◆ PROBLEM DESCRIPTION
Your answer should be one number: the count of lines in these entries that hold the word "April".

Data records
_ _ _ _ _ _ _

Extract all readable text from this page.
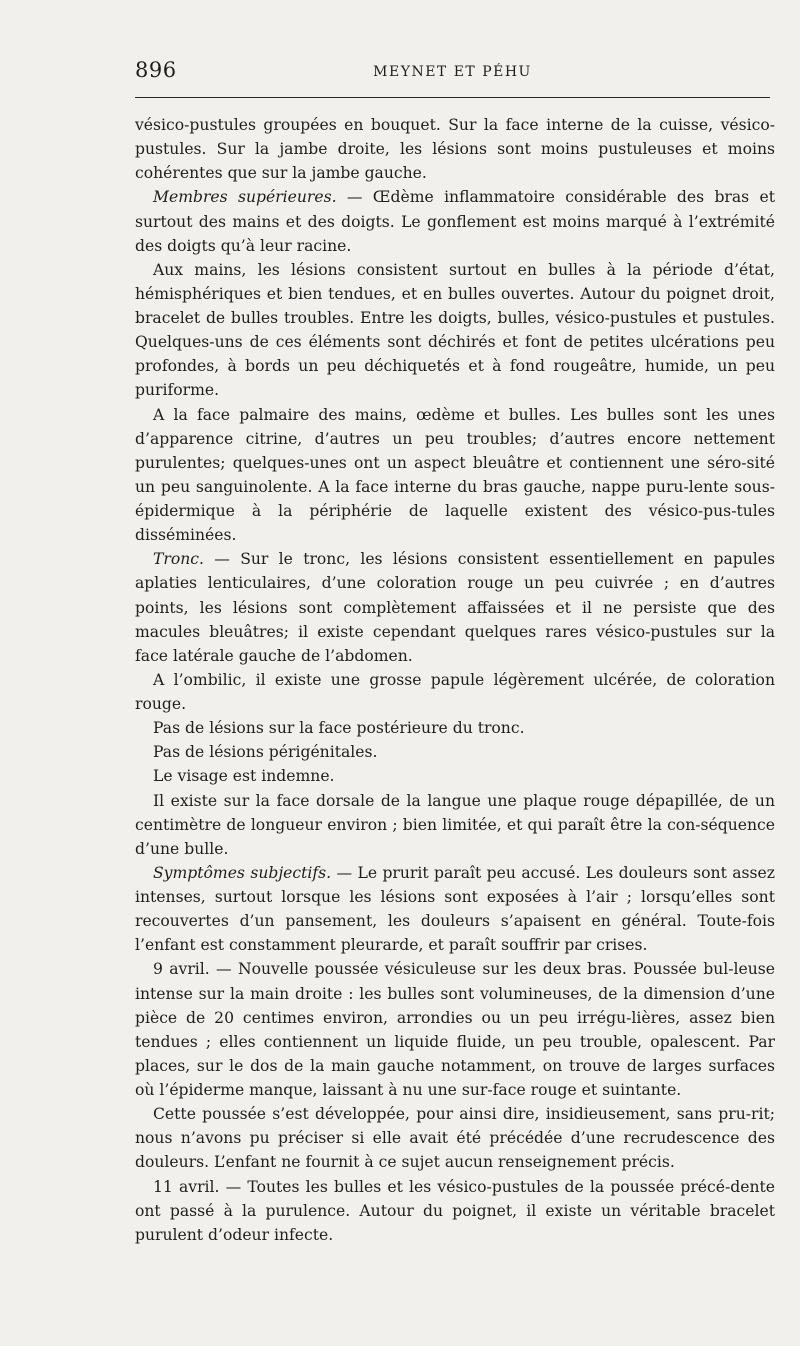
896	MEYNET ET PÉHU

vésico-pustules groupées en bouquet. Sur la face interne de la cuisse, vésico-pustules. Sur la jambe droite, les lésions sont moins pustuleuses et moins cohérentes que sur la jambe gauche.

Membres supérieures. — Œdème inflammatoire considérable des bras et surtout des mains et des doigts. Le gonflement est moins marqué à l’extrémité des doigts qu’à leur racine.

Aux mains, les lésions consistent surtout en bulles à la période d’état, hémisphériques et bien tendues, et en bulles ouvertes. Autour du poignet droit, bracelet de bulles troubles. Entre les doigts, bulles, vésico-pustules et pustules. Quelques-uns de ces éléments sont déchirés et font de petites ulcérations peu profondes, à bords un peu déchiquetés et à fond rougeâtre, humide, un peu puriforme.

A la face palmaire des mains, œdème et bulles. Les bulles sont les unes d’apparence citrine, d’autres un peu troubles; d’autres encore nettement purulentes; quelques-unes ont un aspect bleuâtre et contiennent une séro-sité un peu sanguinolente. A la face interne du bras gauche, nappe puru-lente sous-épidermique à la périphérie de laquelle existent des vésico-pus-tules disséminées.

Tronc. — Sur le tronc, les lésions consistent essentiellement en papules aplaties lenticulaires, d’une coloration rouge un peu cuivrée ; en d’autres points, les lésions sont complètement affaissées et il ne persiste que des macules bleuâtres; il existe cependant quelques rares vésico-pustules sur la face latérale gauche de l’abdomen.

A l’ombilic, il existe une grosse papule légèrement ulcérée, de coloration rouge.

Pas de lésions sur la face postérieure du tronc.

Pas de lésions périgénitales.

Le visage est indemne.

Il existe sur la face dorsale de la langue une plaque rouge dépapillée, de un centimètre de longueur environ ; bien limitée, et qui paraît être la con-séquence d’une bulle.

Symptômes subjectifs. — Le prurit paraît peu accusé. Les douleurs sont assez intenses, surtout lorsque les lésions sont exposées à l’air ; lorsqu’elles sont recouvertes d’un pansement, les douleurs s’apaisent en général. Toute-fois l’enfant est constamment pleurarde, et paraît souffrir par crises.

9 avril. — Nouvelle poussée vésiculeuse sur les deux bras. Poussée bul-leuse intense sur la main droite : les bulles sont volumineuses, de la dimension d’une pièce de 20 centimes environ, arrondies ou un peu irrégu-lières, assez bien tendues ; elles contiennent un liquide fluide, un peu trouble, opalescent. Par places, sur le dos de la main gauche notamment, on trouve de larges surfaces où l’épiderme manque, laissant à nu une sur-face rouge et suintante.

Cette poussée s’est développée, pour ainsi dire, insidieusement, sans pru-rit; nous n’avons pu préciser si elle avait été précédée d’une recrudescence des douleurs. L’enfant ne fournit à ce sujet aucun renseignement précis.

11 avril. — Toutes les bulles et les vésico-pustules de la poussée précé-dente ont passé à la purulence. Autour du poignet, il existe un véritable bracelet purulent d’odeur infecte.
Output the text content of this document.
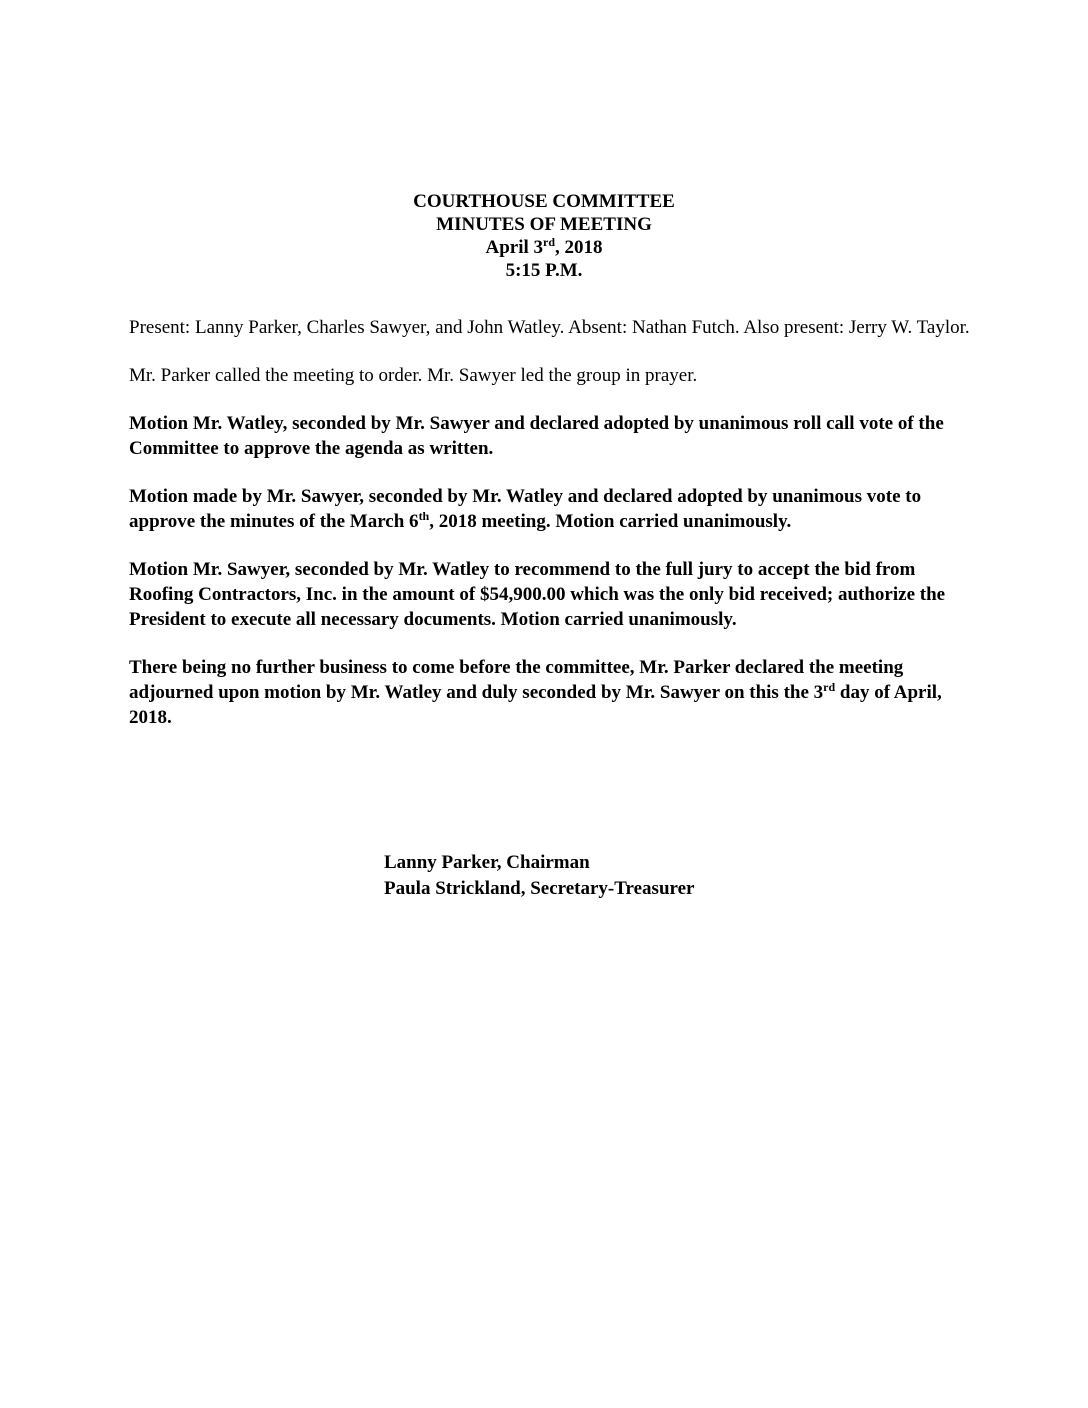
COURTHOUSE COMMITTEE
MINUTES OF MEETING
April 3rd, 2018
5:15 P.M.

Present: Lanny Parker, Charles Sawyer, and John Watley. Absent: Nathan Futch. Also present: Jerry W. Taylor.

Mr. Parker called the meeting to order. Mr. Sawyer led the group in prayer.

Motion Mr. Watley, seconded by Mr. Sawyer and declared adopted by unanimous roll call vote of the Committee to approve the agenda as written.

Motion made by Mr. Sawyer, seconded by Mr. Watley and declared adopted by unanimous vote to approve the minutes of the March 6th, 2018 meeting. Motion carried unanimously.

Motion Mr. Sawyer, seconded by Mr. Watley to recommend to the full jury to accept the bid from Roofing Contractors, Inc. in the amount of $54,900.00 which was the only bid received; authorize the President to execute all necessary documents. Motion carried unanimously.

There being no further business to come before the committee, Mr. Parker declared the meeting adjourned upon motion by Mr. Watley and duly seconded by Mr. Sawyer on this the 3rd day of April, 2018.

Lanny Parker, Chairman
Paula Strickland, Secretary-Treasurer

_ _ _ _ _ _ _

◆ RESPONSE FOR THIS EXERCISE
2